§ Exercise details:
Output solely the number of lines containing the string "dwalingen".

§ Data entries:
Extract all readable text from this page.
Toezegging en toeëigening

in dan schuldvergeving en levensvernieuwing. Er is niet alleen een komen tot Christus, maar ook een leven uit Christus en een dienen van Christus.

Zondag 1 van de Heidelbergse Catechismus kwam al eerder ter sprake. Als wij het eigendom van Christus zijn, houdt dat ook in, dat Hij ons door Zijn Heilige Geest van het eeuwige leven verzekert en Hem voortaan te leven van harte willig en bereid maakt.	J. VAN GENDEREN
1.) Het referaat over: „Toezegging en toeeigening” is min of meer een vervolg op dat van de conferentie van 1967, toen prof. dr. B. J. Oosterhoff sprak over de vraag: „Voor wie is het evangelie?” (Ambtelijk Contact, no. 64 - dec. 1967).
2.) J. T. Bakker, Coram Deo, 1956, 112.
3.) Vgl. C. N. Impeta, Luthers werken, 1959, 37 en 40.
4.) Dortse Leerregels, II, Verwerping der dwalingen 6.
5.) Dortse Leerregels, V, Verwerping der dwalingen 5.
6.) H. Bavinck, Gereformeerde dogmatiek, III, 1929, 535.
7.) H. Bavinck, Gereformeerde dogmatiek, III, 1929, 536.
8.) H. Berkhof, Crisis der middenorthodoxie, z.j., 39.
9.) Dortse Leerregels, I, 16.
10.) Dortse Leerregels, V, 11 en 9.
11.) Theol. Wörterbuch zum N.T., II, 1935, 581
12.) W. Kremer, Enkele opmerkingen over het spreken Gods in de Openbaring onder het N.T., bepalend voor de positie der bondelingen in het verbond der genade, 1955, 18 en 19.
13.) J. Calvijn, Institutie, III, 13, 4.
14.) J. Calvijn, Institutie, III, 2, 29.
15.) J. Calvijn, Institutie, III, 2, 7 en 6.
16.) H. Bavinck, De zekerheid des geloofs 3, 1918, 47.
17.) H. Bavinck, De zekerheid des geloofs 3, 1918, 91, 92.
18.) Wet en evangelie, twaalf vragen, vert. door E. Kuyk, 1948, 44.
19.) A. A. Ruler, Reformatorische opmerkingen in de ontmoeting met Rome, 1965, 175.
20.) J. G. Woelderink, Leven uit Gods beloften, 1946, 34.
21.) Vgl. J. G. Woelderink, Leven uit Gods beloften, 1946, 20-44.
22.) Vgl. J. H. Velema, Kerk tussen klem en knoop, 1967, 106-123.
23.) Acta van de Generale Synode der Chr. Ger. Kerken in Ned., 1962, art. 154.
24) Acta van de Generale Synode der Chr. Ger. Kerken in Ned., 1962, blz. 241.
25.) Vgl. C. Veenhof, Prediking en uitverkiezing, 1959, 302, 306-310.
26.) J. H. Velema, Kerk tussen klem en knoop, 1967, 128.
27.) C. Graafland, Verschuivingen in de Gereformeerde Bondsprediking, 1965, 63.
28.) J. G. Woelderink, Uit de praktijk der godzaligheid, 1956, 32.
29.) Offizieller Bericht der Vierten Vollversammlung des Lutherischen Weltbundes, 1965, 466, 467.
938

§ Written solution:
2